> **Exercise**:
Copy every line of the items below word for word, leaving out the pictures.

•••

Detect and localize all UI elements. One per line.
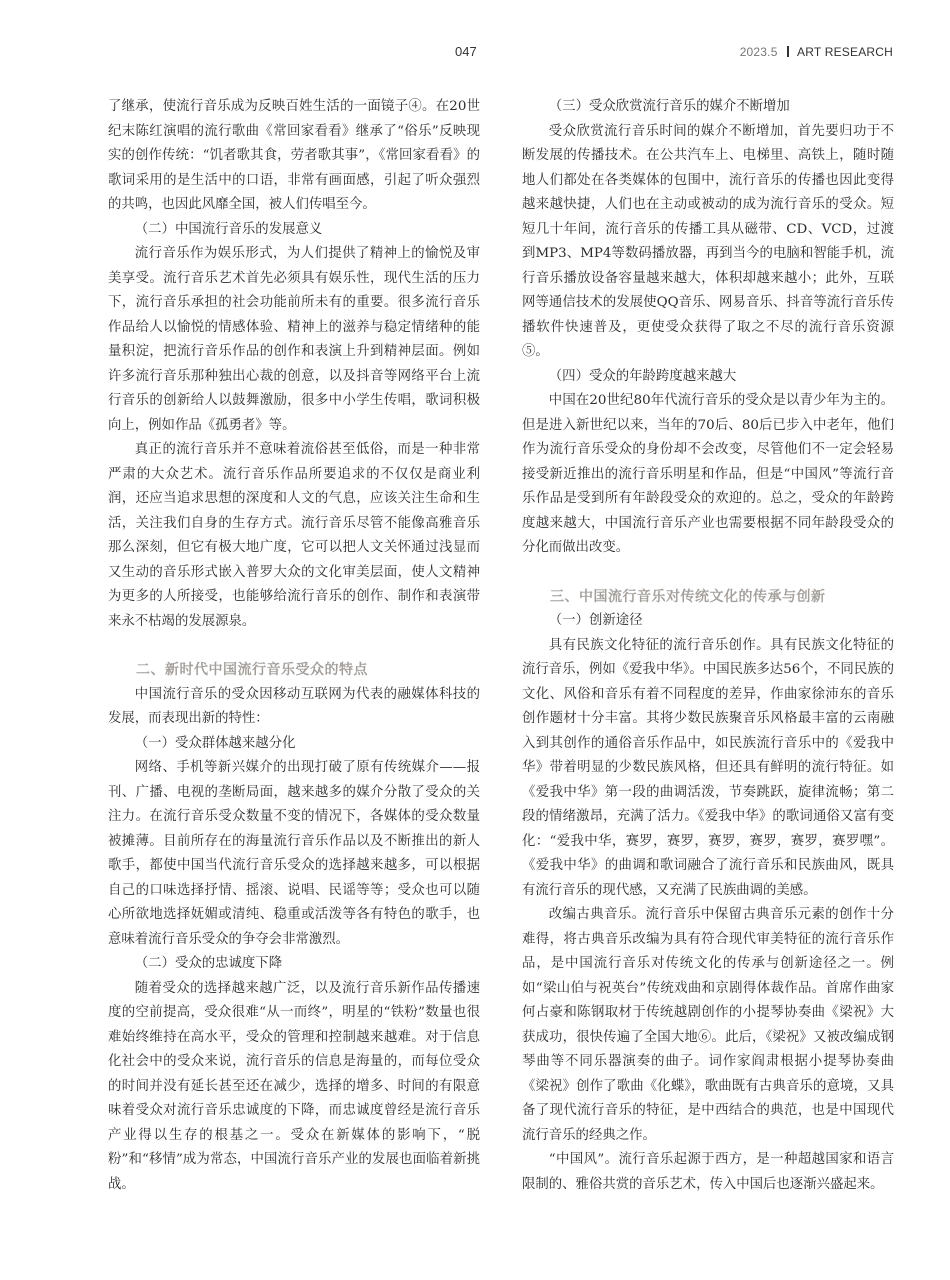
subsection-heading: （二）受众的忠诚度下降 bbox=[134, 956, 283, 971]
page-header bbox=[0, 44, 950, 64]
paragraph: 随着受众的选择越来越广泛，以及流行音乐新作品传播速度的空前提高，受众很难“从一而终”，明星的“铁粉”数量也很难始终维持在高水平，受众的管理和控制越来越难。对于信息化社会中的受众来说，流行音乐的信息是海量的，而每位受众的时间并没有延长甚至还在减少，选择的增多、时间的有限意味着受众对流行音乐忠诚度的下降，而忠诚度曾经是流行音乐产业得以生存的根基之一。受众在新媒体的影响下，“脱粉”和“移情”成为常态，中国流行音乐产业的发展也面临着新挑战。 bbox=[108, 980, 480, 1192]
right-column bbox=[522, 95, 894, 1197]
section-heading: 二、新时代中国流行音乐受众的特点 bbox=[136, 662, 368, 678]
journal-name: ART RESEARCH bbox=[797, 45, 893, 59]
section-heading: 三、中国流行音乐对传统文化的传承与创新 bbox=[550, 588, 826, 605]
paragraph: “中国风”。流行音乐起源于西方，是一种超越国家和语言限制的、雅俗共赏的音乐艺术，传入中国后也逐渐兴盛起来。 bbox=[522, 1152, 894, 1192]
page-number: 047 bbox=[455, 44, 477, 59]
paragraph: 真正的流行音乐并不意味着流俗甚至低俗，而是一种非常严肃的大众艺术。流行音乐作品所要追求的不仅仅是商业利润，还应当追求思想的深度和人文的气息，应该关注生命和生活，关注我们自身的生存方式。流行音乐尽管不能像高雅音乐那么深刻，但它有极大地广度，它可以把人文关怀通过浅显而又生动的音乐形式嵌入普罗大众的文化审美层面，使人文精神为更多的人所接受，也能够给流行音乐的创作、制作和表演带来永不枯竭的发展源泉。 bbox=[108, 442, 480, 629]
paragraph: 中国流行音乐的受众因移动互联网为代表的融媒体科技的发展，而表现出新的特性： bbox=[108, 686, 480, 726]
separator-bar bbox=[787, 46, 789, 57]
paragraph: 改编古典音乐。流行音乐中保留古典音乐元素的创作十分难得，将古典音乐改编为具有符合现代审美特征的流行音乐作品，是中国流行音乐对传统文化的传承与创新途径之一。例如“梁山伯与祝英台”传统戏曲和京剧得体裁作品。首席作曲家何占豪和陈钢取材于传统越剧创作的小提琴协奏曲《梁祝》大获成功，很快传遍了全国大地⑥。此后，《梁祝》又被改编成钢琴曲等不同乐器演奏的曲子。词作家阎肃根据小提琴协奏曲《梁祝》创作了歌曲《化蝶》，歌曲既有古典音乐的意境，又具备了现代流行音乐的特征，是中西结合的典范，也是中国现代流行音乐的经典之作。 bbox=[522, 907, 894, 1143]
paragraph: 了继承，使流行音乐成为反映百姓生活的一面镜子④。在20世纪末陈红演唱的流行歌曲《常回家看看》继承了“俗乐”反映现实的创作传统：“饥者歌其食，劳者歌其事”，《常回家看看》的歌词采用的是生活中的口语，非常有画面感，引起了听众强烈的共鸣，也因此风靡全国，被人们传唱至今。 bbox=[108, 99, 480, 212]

•••

> **Answer to this exercise**:
Detect and localize all UI elements. One per line.
subsection-heading: （二）受众的忠诚度下降 bbox=[134, 956, 283, 971]
page-header bbox=[0, 44, 950, 64]
paragraph: 随着受众的选择越来越广泛，以及流行音乐新作品传播速度的空前提高，受众很难“从一而终”，明星的“铁粉”数量也很难始终维持在高水平，受众的管理和控制越来越难。对于信息化社会中的受众来说，流行音乐的信息是海量的，而每位受众的时间并没有延长甚至还在减少，选择的增多、时间的有限意味着受众对流行音乐忠诚度的下降，而忠诚度曾经是流行音乐产业得以生存的根基之一。受众在新媒体的影响下，“脱粉”和“移情”成为常态，中国流行音乐产业的发展也面临着新挑战。 bbox=[108, 980, 480, 1192]
right-column bbox=[522, 95, 894, 1197]
section-heading: 二、新时代中国流行音乐受众的特点 bbox=[136, 662, 368, 678]
journal-name: ART RESEARCH bbox=[797, 45, 893, 59]
section-heading: 三、中国流行音乐对传统文化的传承与创新 bbox=[550, 588, 826, 605]
paragraph: “中国风”。流行音乐起源于西方，是一种超越国家和语言限制的、雅俗共赏的音乐艺术，传入中国后也逐渐兴盛起来。 bbox=[522, 1152, 894, 1192]
page-number: 047 bbox=[455, 44, 477, 59]
paragraph: 真正的流行音乐并不意味着流俗甚至低俗，而是一种非常严肃的大众艺术。流行音乐作品所要追求的不仅仅是商业利润，还应当追求思想的深度和人文的气息，应该关注生命和生活，关注我们自身的生存方式。流行音乐尽管不能像高雅音乐那么深刻，但它有极大地广度，它可以把人文关怀通过浅显而又生动的音乐形式嵌入普罗大众的文化审美层面，使人文精神为更多的人所接受，也能够给流行音乐的创作、制作和表演带来永不枯竭的发展源泉。 bbox=[108, 442, 480, 629]
paragraph: 中国流行音乐的受众因移动互联网为代表的融媒体科技的发展，而表现出新的特性： bbox=[108, 686, 480, 726]
separator-bar bbox=[787, 46, 789, 57]
paragraph: 改编古典音乐。流行音乐中保留古典音乐元素的创作十分难得，将古典音乐改编为具有符合现代审美特征的流行音乐作品，是中国流行音乐对传统文化的传承与创新途径之一。例如“梁山伯与祝英台”传统戏曲和京剧得体裁作品。首席作曲家何占豪和陈钢取材于传统越剧创作的小提琴协奏曲《梁祝》大获成功，很快传遍了全国大地⑥。此后，《梁祝》又被改编成钢琴曲等不同乐器演奏的曲子。词作家阎肃根据小提琴协奏曲《梁祝》创作了歌曲《化蝶》，歌曲既有古典音乐的意境，又具备了现代流行音乐的特征，是中西结合的典范，也是中国现代流行音乐的经典之作。 bbox=[522, 907, 894, 1143]
paragraph: 了继承，使流行音乐成为反映百姓生活的一面镜子④。在20世纪末陈红演唱的流行歌曲《常回家看看》继承了“俗乐”反映现实的创作传统：“饥者歌其食，劳者歌其事”，《常回家看看》的歌词采用的是生活中的口语，非常有画面感，引起了听众强烈的共鸣，也因此风靡全国，被人们传唱至今。 bbox=[108, 99, 480, 212]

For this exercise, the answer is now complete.